'''

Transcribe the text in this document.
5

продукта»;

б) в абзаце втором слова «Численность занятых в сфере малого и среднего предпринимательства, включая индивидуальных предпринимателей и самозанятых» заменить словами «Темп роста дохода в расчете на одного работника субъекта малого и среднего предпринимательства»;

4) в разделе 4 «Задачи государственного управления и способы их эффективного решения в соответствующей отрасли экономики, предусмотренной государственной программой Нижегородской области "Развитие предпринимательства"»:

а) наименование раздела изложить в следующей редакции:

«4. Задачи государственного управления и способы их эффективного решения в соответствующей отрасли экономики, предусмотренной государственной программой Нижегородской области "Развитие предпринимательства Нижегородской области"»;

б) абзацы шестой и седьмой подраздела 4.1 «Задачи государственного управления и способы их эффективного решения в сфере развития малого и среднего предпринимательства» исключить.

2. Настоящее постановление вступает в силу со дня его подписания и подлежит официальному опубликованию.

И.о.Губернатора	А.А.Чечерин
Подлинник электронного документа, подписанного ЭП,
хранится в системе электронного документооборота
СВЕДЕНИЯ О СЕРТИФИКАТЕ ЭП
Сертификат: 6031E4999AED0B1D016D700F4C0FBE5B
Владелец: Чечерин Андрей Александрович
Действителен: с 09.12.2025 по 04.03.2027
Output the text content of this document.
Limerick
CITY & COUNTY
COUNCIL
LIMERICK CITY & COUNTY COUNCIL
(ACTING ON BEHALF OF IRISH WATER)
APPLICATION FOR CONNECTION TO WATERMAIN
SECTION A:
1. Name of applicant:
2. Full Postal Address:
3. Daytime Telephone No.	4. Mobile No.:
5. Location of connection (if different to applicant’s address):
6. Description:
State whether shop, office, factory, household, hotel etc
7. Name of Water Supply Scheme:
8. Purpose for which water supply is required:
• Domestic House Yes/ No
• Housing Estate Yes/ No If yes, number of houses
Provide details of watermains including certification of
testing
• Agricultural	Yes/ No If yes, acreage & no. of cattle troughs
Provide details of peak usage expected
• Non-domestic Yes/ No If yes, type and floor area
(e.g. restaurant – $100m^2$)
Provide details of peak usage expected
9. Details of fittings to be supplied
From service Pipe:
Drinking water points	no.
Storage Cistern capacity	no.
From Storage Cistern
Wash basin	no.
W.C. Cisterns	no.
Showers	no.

'''

> _YOUR TASK_
Go through the data above and find the lines with the word "document". Copy each of those lines.

> _SOLUTION TO THIS PROBLEM_
Transcribe the text in this document.
Output the text content of this document.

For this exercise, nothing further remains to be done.